"""
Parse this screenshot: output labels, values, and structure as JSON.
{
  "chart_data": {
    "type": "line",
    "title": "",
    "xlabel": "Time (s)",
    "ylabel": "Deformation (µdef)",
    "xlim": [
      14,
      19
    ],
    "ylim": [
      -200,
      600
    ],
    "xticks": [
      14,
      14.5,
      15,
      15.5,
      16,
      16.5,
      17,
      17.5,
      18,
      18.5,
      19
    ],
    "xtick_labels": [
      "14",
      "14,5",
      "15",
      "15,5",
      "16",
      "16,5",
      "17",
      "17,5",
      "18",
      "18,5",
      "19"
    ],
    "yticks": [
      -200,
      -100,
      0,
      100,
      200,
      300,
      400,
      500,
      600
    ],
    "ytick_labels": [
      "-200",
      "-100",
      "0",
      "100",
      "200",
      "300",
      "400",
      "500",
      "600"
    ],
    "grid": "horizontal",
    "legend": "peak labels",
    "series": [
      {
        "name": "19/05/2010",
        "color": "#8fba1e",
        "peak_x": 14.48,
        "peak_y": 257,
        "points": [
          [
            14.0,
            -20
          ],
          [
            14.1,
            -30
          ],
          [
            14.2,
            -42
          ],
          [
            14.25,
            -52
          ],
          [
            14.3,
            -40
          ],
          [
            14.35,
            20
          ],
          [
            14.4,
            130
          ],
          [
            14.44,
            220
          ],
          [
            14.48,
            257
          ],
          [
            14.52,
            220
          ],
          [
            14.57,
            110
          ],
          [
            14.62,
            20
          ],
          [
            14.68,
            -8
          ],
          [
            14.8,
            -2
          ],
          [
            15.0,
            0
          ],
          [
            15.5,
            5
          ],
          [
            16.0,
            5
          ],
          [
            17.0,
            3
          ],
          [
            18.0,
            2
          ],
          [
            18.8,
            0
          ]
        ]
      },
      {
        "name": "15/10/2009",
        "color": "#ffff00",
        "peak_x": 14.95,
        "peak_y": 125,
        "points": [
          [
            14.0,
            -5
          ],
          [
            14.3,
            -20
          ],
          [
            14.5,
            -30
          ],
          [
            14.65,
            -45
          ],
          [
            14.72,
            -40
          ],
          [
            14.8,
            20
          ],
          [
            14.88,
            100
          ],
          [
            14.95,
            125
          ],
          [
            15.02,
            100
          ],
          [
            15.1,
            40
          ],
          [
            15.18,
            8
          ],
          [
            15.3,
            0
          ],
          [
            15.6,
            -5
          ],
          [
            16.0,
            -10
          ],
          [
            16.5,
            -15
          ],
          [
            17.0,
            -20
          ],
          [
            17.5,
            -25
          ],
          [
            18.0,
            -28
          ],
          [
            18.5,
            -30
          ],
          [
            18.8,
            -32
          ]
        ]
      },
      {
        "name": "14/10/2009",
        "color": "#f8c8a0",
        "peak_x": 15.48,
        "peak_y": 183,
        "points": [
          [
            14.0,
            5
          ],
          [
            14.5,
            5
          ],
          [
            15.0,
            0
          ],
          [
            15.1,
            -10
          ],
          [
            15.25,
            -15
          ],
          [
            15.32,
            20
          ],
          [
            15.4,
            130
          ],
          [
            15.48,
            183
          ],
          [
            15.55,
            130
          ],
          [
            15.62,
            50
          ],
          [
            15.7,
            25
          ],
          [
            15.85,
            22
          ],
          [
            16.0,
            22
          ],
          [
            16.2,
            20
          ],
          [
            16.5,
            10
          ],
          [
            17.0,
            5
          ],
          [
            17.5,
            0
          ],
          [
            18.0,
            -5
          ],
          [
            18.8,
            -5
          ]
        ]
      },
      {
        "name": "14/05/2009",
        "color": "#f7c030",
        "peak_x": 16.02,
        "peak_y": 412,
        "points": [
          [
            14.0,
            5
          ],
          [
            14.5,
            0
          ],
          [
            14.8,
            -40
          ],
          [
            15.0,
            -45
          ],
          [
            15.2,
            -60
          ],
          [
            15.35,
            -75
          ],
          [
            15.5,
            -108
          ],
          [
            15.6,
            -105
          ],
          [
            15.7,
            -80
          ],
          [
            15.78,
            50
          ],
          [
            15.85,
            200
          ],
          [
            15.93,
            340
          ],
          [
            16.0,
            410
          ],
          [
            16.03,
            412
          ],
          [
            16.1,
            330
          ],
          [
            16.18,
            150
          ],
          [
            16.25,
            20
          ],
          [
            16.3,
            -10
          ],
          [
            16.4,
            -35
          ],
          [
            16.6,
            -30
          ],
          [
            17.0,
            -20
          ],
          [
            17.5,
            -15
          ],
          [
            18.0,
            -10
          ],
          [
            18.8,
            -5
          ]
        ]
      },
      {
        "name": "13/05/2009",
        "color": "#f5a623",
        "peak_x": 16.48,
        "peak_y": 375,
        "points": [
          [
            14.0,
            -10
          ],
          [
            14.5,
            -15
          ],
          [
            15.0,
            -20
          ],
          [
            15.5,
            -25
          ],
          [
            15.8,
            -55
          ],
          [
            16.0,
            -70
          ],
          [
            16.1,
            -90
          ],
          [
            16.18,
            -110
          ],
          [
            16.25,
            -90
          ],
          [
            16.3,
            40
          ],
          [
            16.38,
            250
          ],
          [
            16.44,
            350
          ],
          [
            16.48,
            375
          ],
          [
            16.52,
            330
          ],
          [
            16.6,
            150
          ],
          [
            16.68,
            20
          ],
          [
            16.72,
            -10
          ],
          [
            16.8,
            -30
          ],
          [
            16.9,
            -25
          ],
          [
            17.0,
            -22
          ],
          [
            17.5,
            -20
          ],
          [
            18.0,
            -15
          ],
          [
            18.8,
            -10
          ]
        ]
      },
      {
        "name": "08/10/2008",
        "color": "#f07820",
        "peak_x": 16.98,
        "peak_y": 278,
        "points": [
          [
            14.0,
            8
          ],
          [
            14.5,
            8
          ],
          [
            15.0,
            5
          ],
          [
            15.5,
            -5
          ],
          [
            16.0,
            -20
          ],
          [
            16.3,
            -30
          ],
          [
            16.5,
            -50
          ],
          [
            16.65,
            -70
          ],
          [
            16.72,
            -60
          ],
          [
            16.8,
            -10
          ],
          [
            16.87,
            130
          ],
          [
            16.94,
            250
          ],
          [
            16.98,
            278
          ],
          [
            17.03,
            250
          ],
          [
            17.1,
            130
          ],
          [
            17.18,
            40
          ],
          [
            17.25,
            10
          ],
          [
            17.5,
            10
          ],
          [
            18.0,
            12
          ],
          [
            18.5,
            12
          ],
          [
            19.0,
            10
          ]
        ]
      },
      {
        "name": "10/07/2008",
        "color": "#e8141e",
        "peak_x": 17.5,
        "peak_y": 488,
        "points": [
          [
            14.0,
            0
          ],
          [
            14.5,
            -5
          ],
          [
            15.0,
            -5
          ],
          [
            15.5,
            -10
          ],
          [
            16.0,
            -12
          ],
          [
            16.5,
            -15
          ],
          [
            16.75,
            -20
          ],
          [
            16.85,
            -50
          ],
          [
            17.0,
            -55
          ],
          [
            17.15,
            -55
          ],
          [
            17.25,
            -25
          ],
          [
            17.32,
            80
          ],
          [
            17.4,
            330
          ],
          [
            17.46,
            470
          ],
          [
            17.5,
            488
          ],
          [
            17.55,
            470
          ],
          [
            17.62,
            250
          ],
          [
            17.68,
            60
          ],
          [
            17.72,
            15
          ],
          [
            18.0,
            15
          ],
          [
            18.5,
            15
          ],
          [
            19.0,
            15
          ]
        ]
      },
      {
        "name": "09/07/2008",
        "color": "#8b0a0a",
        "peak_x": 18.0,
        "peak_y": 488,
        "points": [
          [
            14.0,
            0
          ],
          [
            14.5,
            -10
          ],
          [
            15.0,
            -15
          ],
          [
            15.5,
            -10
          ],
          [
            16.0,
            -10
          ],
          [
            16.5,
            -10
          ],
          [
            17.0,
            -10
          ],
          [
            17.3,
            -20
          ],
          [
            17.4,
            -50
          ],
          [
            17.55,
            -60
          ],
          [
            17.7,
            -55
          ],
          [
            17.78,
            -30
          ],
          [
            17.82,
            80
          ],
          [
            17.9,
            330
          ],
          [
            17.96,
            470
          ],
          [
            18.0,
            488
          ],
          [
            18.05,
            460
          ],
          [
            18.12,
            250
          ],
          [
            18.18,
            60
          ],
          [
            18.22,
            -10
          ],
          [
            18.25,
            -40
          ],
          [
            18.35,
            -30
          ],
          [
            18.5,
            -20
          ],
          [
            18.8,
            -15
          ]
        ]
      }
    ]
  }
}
"""
WRITTEN TASK — Copy every line of the material in which the word "name" occurs.

RESULT —
        "name": "19/05/2010",
        "name": "15/10/2009",
        "name": "14/10/2009",
        "name": "14/05/2009",
        "name": "13/05/2009",
        "name": "08/10/2008",
        "name": "10/07/2008",
        "name": "09/07/2008",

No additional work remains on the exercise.